Entries with figure data
==========
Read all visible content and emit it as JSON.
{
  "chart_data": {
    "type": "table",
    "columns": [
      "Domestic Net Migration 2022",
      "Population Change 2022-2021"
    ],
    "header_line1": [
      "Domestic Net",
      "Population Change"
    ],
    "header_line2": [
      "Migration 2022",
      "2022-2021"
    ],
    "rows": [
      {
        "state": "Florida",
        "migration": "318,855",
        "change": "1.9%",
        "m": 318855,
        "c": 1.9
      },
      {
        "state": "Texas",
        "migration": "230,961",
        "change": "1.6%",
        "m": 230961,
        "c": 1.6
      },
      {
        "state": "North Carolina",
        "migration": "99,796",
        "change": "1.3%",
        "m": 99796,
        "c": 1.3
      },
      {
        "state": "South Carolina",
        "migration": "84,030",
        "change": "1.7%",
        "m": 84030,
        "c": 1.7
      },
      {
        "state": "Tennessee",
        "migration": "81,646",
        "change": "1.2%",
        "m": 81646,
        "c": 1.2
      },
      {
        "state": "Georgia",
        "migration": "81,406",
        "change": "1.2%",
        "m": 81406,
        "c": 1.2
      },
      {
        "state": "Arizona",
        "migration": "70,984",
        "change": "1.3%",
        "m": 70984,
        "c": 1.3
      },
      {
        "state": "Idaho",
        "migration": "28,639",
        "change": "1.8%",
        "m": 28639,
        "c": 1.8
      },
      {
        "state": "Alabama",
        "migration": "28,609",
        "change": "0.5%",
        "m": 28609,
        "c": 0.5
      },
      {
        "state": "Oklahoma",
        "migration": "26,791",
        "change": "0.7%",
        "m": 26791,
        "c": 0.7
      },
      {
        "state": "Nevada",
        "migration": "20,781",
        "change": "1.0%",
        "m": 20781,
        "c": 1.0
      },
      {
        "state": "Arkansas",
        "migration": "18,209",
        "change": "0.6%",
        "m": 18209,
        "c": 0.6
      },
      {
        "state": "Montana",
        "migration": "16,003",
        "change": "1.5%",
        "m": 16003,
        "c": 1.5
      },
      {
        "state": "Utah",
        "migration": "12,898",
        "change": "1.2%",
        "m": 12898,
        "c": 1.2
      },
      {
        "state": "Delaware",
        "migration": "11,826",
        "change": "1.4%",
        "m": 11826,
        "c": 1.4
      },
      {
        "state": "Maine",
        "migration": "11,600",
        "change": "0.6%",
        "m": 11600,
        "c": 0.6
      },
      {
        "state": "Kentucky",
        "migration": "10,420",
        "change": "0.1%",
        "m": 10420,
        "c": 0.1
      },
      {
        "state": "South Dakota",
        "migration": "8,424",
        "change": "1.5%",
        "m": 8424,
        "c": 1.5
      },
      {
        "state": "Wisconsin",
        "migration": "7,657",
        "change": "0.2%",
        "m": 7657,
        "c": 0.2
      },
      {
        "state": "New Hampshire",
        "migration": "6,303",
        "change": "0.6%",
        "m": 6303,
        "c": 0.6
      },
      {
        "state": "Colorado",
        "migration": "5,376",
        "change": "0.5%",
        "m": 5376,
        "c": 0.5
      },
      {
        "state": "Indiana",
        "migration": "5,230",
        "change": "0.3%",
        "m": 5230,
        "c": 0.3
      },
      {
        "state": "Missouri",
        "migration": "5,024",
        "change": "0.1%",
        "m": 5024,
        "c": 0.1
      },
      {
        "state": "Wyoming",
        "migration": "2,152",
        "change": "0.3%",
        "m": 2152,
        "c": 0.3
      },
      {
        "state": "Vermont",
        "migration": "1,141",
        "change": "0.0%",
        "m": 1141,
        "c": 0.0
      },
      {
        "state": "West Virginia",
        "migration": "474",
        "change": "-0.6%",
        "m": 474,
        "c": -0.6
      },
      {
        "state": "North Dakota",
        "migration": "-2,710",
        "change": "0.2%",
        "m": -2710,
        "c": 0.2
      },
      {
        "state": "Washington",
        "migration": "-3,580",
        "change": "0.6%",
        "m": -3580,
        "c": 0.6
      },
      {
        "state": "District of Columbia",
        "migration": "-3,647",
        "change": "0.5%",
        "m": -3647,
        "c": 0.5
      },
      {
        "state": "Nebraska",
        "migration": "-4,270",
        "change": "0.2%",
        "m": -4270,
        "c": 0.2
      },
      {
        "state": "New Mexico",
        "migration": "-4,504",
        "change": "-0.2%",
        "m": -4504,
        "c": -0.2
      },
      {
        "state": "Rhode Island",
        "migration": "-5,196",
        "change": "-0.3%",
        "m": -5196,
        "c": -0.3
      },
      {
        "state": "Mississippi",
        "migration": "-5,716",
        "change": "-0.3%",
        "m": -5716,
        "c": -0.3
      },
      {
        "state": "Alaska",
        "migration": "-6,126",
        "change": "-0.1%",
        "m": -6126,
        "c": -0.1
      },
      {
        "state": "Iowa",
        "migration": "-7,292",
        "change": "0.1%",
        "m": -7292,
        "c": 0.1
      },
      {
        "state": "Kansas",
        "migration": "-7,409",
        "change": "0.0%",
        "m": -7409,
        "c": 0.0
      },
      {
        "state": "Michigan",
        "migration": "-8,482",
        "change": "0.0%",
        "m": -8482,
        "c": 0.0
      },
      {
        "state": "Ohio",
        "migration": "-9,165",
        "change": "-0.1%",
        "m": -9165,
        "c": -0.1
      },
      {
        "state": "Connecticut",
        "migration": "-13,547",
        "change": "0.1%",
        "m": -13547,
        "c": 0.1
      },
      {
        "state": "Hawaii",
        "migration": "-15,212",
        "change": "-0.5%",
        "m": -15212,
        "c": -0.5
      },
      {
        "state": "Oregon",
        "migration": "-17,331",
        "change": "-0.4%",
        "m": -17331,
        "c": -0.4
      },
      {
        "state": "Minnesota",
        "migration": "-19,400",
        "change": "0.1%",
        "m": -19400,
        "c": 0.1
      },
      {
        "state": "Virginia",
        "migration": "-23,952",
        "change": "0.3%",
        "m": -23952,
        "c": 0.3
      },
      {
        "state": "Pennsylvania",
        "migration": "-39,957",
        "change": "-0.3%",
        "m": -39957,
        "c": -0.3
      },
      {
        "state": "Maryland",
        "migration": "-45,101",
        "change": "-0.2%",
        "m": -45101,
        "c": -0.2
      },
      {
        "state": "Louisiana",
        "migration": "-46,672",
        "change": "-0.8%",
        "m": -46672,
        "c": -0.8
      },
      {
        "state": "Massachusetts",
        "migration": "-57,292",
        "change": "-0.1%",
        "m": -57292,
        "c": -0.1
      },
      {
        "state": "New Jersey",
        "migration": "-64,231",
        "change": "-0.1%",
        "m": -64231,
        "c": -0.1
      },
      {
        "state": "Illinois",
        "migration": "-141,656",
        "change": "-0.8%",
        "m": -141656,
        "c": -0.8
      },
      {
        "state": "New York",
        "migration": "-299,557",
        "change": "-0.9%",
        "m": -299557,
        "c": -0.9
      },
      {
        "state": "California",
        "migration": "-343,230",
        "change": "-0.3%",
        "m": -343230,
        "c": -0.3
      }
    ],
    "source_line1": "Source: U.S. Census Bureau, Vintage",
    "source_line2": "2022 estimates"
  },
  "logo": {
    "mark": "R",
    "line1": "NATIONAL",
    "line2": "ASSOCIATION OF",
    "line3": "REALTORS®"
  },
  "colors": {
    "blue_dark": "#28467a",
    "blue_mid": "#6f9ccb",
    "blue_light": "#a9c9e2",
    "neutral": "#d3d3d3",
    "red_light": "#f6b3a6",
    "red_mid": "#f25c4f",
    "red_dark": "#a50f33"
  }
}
==========
_Short problem_: The word "Virginia" may appear on some lines of these records; state how many such lines there are, and nothing else.

_In response_: 2